> **Exercise details**: Count how many lines below include the string "xlabel", and give that number without anything else.

[Dataset rows about figures]
___

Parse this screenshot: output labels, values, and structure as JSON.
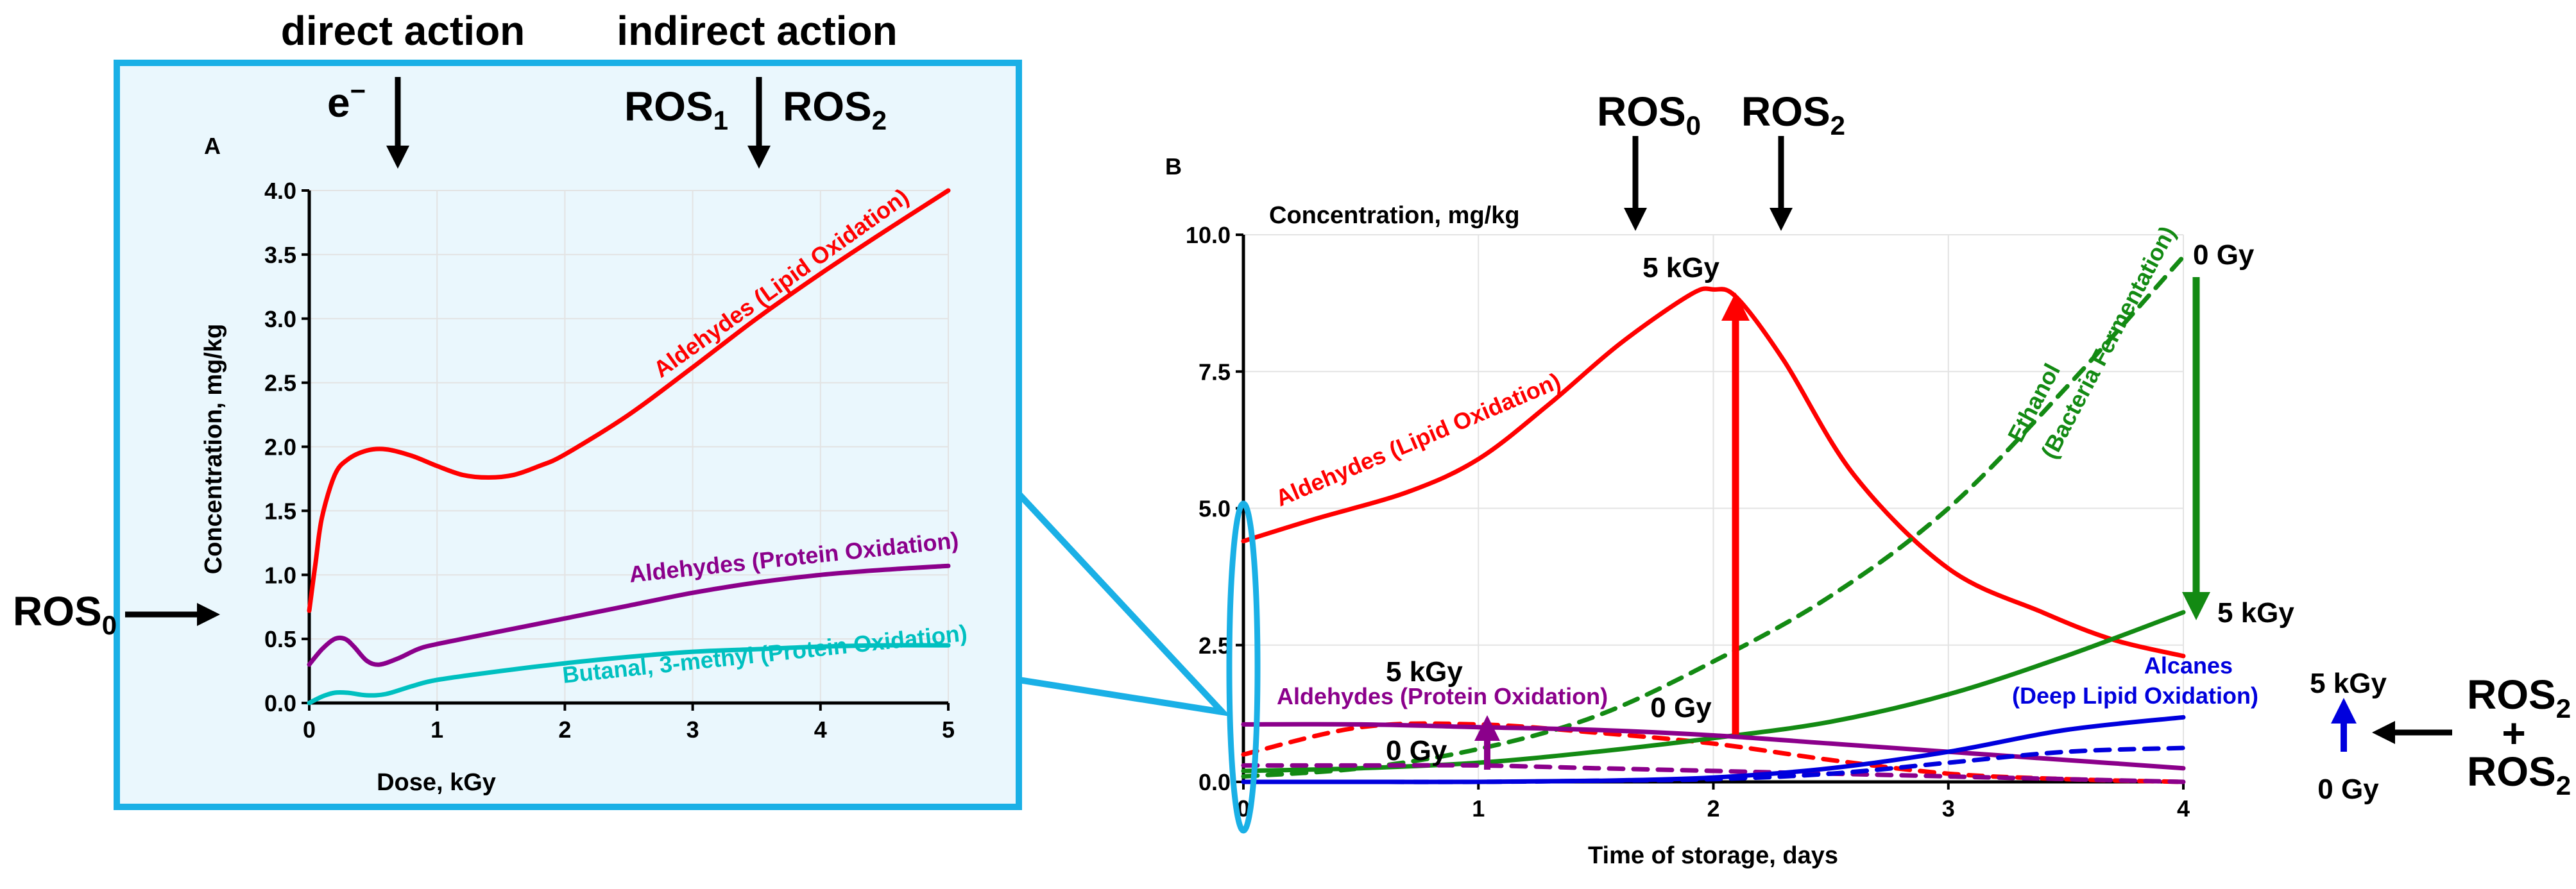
{
  "header": {
    "direct_action": "direct action",
    "indirect_action": "indirect action"
  },
  "colors": {
    "red": "#ff0000",
    "purple": "#8b008b",
    "cyan": "#00c0c0",
    "green": "#138a13",
    "blue": "#0000dd",
    "frame": "#1ab0e6",
    "inset_bg": "#eaf7fd"
  },
  "arrows": {
    "electron": "e",
    "electron_sup": "−",
    "ros1": "ROS",
    "ros1_sub": "1",
    "ros2": "ROS",
    "ros2_sub": "2",
    "ros0_left": "ROS",
    "ros0_left_sub": "0",
    "ros0_b": "ROS",
    "ros0_b_sub": "0",
    "ros2_b": "ROS",
    "ros2_b_sub": "2",
    "right_top": "ROS",
    "right_top_sub": "2",
    "plus": "+",
    "right_bottom": "ROS",
    "right_bottom_sub": "2"
  },
  "chart_data": [
    {
      "panel": "A",
      "type": "line",
      "xlabel": "Dose, kGy",
      "ylabel": "Concentration, mg/kg",
      "xlim": [
        0,
        5
      ],
      "ylim": [
        0,
        4.0
      ],
      "xticks": [
        "0",
        "1",
        "2",
        "3",
        "4",
        "5"
      ],
      "yticks": [
        "0.0",
        "0.5",
        "1.0",
        "1.5",
        "2.0",
        "2.5",
        "3.0",
        "3.5",
        "4.0"
      ],
      "grid": true,
      "series": [
        {
          "name": "Aldehydes (Lipid Oxidation)",
          "color": "#ff0000",
          "style": "solid",
          "x": [
            0,
            0.05,
            0.1,
            0.2,
            0.3,
            0.45,
            0.6,
            0.8,
            1.0,
            1.2,
            1.4,
            1.6,
            1.8,
            2.0,
            2.5,
            3.0,
            3.5,
            4.0,
            4.5,
            5.0
          ],
          "y": [
            0.72,
            1.1,
            1.45,
            1.78,
            1.9,
            1.97,
            1.98,
            1.93,
            1.85,
            1.78,
            1.76,
            1.78,
            1.85,
            1.94,
            2.25,
            2.62,
            3.0,
            3.35,
            3.68,
            4.0
          ]
        },
        {
          "name": "Aldehydes (Protein Oxidation)",
          "color": "#8b008b",
          "style": "solid",
          "x": [
            0,
            0.1,
            0.2,
            0.28,
            0.35,
            0.45,
            0.55,
            0.7,
            0.85,
            1.0,
            1.5,
            2.0,
            2.5,
            3.0,
            3.5,
            4.0,
            4.5,
            5.0
          ],
          "y": [
            0.3,
            0.42,
            0.5,
            0.5,
            0.44,
            0.33,
            0.3,
            0.35,
            0.42,
            0.46,
            0.56,
            0.66,
            0.76,
            0.86,
            0.94,
            1.0,
            1.04,
            1.07
          ]
        },
        {
          "name": "Butanal, 3-methyl (Protein Oxidation)",
          "color": "#00c0c0",
          "style": "solid",
          "x": [
            0,
            0.1,
            0.2,
            0.3,
            0.45,
            0.6,
            0.8,
            1.0,
            1.5,
            2.0,
            2.5,
            3.0,
            3.5,
            4.0,
            4.5,
            5.0
          ],
          "y": [
            0.0,
            0.05,
            0.08,
            0.08,
            0.06,
            0.07,
            0.13,
            0.18,
            0.25,
            0.31,
            0.36,
            0.4,
            0.42,
            0.44,
            0.45,
            0.45
          ]
        }
      ]
    },
    {
      "panel": "B",
      "type": "line",
      "title": "Concentration, mg/kg",
      "xlabel": "Time of storage, days",
      "xlim": [
        0,
        4
      ],
      "ylim": [
        0,
        10.0
      ],
      "xticks": [
        "0",
        "1",
        "2",
        "3",
        "4"
      ],
      "yticks": [
        "0.0",
        "2.5",
        "5.0",
        "7.5",
        "10.0"
      ],
      "grid": true,
      "series": [
        {
          "name": "Aldehydes (Lipid Oxidation) 5 kGy",
          "color": "#ff0000",
          "style": "solid",
          "x": [
            0,
            0.3,
            0.7,
            1.0,
            1.3,
            1.6,
            1.9,
            2.0,
            2.1,
            2.3,
            2.6,
            3.0,
            3.4,
            3.7,
            4.0
          ],
          "y": [
            4.4,
            4.8,
            5.3,
            5.9,
            6.9,
            8.0,
            8.9,
            9.0,
            8.85,
            7.7,
            5.6,
            3.9,
            3.1,
            2.6,
            2.3
          ]
        },
        {
          "name": "Aldehydes (Lipid Oxidation) 0 Gy",
          "color": "#ff0000",
          "style": "dashed",
          "x": [
            0,
            0.5,
            1.0,
            1.5,
            2.0,
            2.5,
            3.0,
            3.5,
            4.0
          ],
          "y": [
            0.5,
            1.0,
            1.05,
            0.9,
            0.7,
            0.4,
            0.15,
            0.05,
            0.0
          ]
        },
        {
          "name": "Ethanol (Bacteria Fermentation) 0 Gy",
          "color": "#138a13",
          "style": "dashed",
          "x": [
            0,
            0.5,
            1.0,
            1.5,
            2.0,
            2.5,
            3.0,
            3.5,
            4.0
          ],
          "y": [
            0.1,
            0.25,
            0.6,
            1.2,
            2.2,
            3.4,
            5.0,
            7.2,
            9.6
          ]
        },
        {
          "name": "Ethanol (Bacteria Fermentation) 5 kGy",
          "color": "#138a13",
          "style": "solid",
          "x": [
            0,
            0.5,
            1.0,
            1.5,
            2.0,
            2.5,
            3.0,
            3.5,
            4.0
          ],
          "y": [
            0.2,
            0.25,
            0.35,
            0.55,
            0.8,
            1.1,
            1.6,
            2.3,
            3.1
          ]
        },
        {
          "name": "Aldehydes (Protein Oxidation) 5 kGy",
          "color": "#8b008b",
          "style": "solid",
          "x": [
            0,
            0.5,
            1.0,
            1.5,
            2.0,
            2.5,
            3.0,
            3.5,
            4.0
          ],
          "y": [
            1.05,
            1.05,
            1.0,
            0.95,
            0.85,
            0.7,
            0.55,
            0.4,
            0.25
          ]
        },
        {
          "name": "Aldehydes (Protein Oxidation) 0 Gy",
          "color": "#8b008b",
          "style": "dashed",
          "x": [
            0,
            0.5,
            1.0,
            1.5,
            2.0,
            2.5,
            3.0,
            3.5,
            4.0
          ],
          "y": [
            0.3,
            0.3,
            0.3,
            0.25,
            0.2,
            0.15,
            0.1,
            0.05,
            0.0
          ]
        },
        {
          "name": "Alcanes (Deep Lipid Oxidation) 5 kGy",
          "color": "#0000dd",
          "style": "solid",
          "x": [
            0,
            0.5,
            1.0,
            1.5,
            2.0,
            2.5,
            3.0,
            3.5,
            4.0
          ],
          "y": [
            0.0,
            0.0,
            0.0,
            0.02,
            0.08,
            0.25,
            0.55,
            0.95,
            1.18
          ]
        },
        {
          "name": "Alcanes (Deep Lipid Oxidation) 0 Gy",
          "color": "#0000dd",
          "style": "dashed",
          "x": [
            0,
            0.5,
            1.0,
            1.5,
            2.0,
            2.5,
            3.0,
            3.5,
            4.0
          ],
          "y": [
            0.0,
            0.0,
            0.0,
            0.02,
            0.05,
            0.15,
            0.35,
            0.55,
            0.62
          ]
        }
      ],
      "annotations": [
        {
          "text": "Aldehydes (Lipid Oxidation)",
          "color": "#ff0000"
        },
        {
          "text": "5 kGy",
          "color": "#ff0000"
        },
        {
          "text": "0 Gy",
          "color": "#ff0000"
        },
        {
          "text": "Ethanol",
          "color": "#138a13"
        },
        {
          "text": "(Bacteria Fermentation)",
          "color": "#138a13"
        },
        {
          "text": "0 Gy",
          "color": "#138a13"
        },
        {
          "text": "5 kGy",
          "color": "#138a13"
        },
        {
          "text": "5 kGy",
          "color": "#8b008b"
        },
        {
          "text": "Aldehydes (Protein Oxidation)",
          "color": "#8b008b"
        },
        {
          "text": "0 Gy",
          "color": "#8b008b"
        },
        {
          "text": "Alcanes",
          "color": "#0000dd"
        },
        {
          "text": "(Deep Lipid Oxidation)",
          "color": "#0000dd"
        },
        {
          "text": "5 kGy",
          "color": "#0000dd"
        },
        {
          "text": "0 Gy",
          "color": "#0000dd"
        }
      ]
    }
  ]
}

___

> **Answer**: 2